Rows from a figure dataset:
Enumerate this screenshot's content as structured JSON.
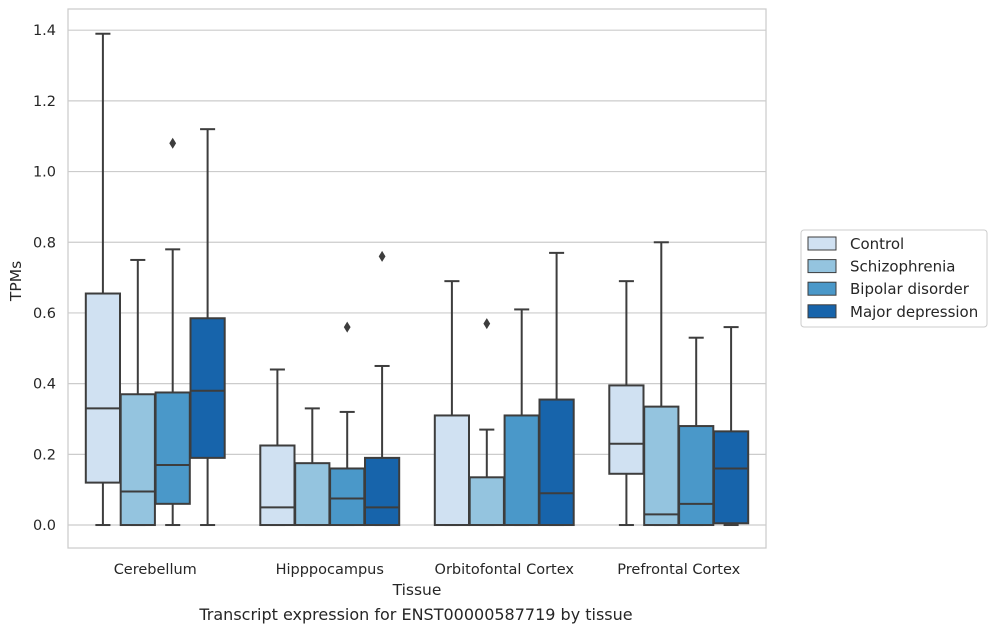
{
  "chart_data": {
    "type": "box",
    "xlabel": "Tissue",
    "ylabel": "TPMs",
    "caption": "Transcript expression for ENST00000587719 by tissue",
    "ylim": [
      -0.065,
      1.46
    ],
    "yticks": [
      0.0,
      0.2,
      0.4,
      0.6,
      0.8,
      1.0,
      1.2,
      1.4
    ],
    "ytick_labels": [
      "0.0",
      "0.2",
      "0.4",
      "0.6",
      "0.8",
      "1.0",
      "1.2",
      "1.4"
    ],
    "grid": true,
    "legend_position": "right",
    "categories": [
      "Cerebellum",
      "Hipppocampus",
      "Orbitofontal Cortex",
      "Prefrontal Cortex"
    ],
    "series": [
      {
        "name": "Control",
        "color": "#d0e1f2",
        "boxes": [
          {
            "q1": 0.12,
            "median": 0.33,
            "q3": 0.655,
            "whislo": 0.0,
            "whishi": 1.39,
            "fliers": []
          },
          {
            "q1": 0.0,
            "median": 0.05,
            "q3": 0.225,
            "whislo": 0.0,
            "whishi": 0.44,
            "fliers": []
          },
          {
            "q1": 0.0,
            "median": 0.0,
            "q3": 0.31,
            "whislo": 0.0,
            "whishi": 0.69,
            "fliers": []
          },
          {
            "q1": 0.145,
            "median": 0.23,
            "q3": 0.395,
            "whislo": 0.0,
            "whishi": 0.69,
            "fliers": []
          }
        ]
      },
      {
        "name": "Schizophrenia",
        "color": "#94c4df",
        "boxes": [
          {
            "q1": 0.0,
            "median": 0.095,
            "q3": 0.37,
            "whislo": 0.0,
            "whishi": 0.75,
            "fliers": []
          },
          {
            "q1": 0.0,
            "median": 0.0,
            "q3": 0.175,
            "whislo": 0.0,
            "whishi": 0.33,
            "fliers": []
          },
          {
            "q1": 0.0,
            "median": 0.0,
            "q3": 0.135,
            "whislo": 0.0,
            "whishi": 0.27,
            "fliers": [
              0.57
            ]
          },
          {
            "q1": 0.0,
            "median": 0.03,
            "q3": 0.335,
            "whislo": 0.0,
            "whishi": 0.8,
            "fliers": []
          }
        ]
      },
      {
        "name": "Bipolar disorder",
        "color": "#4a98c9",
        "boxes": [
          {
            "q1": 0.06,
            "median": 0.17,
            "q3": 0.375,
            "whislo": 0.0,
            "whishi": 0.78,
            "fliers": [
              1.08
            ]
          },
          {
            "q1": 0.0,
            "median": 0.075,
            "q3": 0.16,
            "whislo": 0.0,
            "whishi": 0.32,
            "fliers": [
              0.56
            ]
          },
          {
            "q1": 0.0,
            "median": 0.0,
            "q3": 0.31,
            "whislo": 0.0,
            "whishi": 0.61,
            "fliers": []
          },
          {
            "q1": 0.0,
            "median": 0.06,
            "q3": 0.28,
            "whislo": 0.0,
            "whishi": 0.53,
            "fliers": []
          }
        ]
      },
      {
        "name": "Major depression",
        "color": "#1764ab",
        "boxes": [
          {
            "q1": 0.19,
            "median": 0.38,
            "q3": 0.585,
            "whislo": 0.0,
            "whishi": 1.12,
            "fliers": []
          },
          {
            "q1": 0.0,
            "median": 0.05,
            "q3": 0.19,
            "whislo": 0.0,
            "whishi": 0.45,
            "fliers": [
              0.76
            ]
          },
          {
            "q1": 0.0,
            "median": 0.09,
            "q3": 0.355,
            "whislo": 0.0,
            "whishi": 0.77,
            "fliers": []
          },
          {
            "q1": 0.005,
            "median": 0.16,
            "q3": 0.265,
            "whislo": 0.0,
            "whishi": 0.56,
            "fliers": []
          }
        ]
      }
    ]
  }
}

## What is required
Do not include images; quote all of the entries above exactly.

## Expected answer
Enumerate this screenshot's content as structured JSON.
{
  "chart_data": {
    "type": "box",
    "xlabel": "Tissue",
    "ylabel": "TPMs",
    "caption": "Transcript expression for ENST00000587719 by tissue",
    "ylim": [
      -0.065,
      1.46
    ],
    "yticks": [
      0.0,
      0.2,
      0.4,
      0.6,
      0.8,
      1.0,
      1.2,
      1.4
    ],
    "ytick_labels": [
      "0.0",
      "0.2",
      "0.4",
      "0.6",
      "0.8",
      "1.0",
      "1.2",
      "1.4"
    ],
    "grid": true,
    "legend_position": "right",
    "categories": [
      "Cerebellum",
      "Hipppocampus",
      "Orbitofontal Cortex",
      "Prefrontal Cortex"
    ],
    "series": [
      {
        "name": "Control",
        "color": "#d0e1f2",
        "boxes": [
          {
            "q1": 0.12,
            "median": 0.33,
            "q3": 0.655,
            "whislo": 0.0,
            "whishi": 1.39,
            "fliers": []
          },
          {
            "q1": 0.0,
            "median": 0.05,
            "q3": 0.225,
            "whislo": 0.0,
            "whishi": 0.44,
            "fliers": []
          },
          {
            "q1": 0.0,
            "median": 0.0,
            "q3": 0.31,
            "whislo": 0.0,
            "whishi": 0.69,
            "fliers": []
          },
          {
            "q1": 0.145,
            "median": 0.23,
            "q3": 0.395,
            "whislo": 0.0,
            "whishi": 0.69,
            "fliers": []
          }
        ]
      },
      {
        "name": "Schizophrenia",
        "color": "#94c4df",
        "boxes": [
          {
            "q1": 0.0,
            "median": 0.095,
            "q3": 0.37,
            "whislo": 0.0,
            "whishi": 0.75,
            "fliers": []
          },
          {
            "q1": 0.0,
            "median": 0.0,
            "q3": 0.175,
            "whislo": 0.0,
            "whishi": 0.33,
            "fliers": []
          },
          {
            "q1": 0.0,
            "median": 0.0,
            "q3": 0.135,
            "whislo": 0.0,
            "whishi": 0.27,
            "fliers": [
              0.57
            ]
          },
          {
            "q1": 0.0,
            "median": 0.03,
            "q3": 0.335,
            "whislo": 0.0,
            "whishi": 0.8,
            "fliers": []
          }
        ]
      },
      {
        "name": "Bipolar disorder",
        "color": "#4a98c9",
        "boxes": [
          {
            "q1": 0.06,
            "median": 0.17,
            "q3": 0.375,
            "whislo": 0.0,
            "whishi": 0.78,
            "fliers": [
              1.08
            ]
          },
          {
            "q1": 0.0,
            "median": 0.075,
            "q3": 0.16,
            "whislo": 0.0,
            "whishi": 0.32,
            "fliers": [
              0.56
            ]
          },
          {
            "q1": 0.0,
            "median": 0.0,
            "q3": 0.31,
            "whislo": 0.0,
            "whishi": 0.61,
            "fliers": []
          },
          {
            "q1": 0.0,
            "median": 0.06,
            "q3": 0.28,
            "whislo": 0.0,
            "whishi": 0.53,
            "fliers": []
          }
        ]
      },
      {
        "name": "Major depression",
        "color": "#1764ab",
        "boxes": [
          {
            "q1": 0.19,
            "median": 0.38,
            "q3": 0.585,
            "whislo": 0.0,
            "whishi": 1.12,
            "fliers": []
          },
          {
            "q1": 0.0,
            "median": 0.05,
            "q3": 0.19,
            "whislo": 0.0,
            "whishi": 0.45,
            "fliers": [
              0.76
            ]
          },
          {
            "q1": 0.0,
            "median": 0.09,
            "q3": 0.355,
            "whislo": 0.0,
            "whishi": 0.77,
            "fliers": []
          },
          {
            "q1": 0.005,
            "median": 0.16,
            "q3": 0.265,
            "whislo": 0.0,
            "whishi": 0.56,
            "fliers": []
          }
        ]
      }
    ]
  }
}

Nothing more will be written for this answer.